**TASK:** Images appear in the records below; leave them out and repeat everything else exactly.

**DATA ENTRIES:**

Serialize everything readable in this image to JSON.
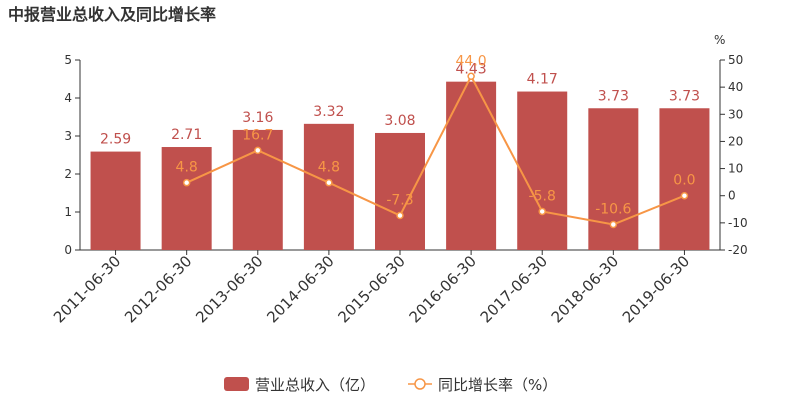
{
  "chart_data": {
    "type": "bar",
    "title": "中报营业总收入及同比增长率",
    "categories": [
      "2011-06-30",
      "2012-06-30",
      "2013-06-30",
      "2014-06-30",
      "2015-06-30",
      "2016-06-30",
      "2017-06-30",
      "2018-06-30",
      "2019-06-30"
    ],
    "series": [
      {
        "name": "营业总收入（亿）",
        "type": "bar",
        "axis": "left",
        "color": "#c0504d",
        "values": [
          2.59,
          2.71,
          3.16,
          3.32,
          3.08,
          4.43,
          4.17,
          3.73,
          3.73
        ],
        "labels": [
          "2.59",
          "2.71",
          "3.16",
          "3.32",
          "3.08",
          "4.43",
          "4.17",
          "3.73",
          "3.73"
        ]
      },
      {
        "name": "同比增长率（%）",
        "type": "line",
        "axis": "right",
        "color": "#f79646",
        "values": [
          null,
          4.8,
          16.7,
          4.8,
          -7.3,
          44.0,
          -5.8,
          -10.6,
          0.0
        ],
        "labels": [
          "",
          "4.8",
          "16.7",
          "4.8",
          "-7.3",
          "44.0",
          "-5.8",
          "-10.6",
          "0.0"
        ]
      }
    ],
    "y_left": {
      "min": 0,
      "max": 5,
      "ticks": [
        "0",
        "1",
        "2",
        "3",
        "4",
        "5"
      ]
    },
    "y_right": {
      "min": -20,
      "max": 50,
      "unit": "%",
      "ticks": [
        "-20",
        "-10",
        "0",
        "10",
        "20",
        "30",
        "40",
        "50"
      ]
    },
    "grid": false,
    "legend_position": "bottom-center"
  }
}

**OUTPUT FOR THIS EXERCISE:**
Serialize everything readable in this image to JSON.
{
  "chart_data": {
    "type": "bar",
    "title": "中报营业总收入及同比增长率",
    "categories": [
      "2011-06-30",
      "2012-06-30",
      "2013-06-30",
      "2014-06-30",
      "2015-06-30",
      "2016-06-30",
      "2017-06-30",
      "2018-06-30",
      "2019-06-30"
    ],
    "series": [
      {
        "name": "营业总收入（亿）",
        "type": "bar",
        "axis": "left",
        "color": "#c0504d",
        "values": [
          2.59,
          2.71,
          3.16,
          3.32,
          3.08,
          4.43,
          4.17,
          3.73,
          3.73
        ],
        "labels": [
          "2.59",
          "2.71",
          "3.16",
          "3.32",
          "3.08",
          "4.43",
          "4.17",
          "3.73",
          "3.73"
        ]
      },
      {
        "name": "同比增长率（%）",
        "type": "line",
        "axis": "right",
        "color": "#f79646",
        "values": [
          null,
          4.8,
          16.7,
          4.8,
          -7.3,
          44.0,
          -5.8,
          -10.6,
          0.0
        ],
        "labels": [
          "",
          "4.8",
          "16.7",
          "4.8",
          "-7.3",
          "44.0",
          "-5.8",
          "-10.6",
          "0.0"
        ]
      }
    ],
    "y_left": {
      "min": 0,
      "max": 5,
      "ticks": [
        "0",
        "1",
        "2",
        "3",
        "4",
        "5"
      ]
    },
    "y_right": {
      "min": -20,
      "max": 50,
      "unit": "%",
      "ticks": [
        "-20",
        "-10",
        "0",
        "10",
        "20",
        "30",
        "40",
        "50"
      ]
    },
    "grid": false,
    "legend_position": "bottom-center"
  }
}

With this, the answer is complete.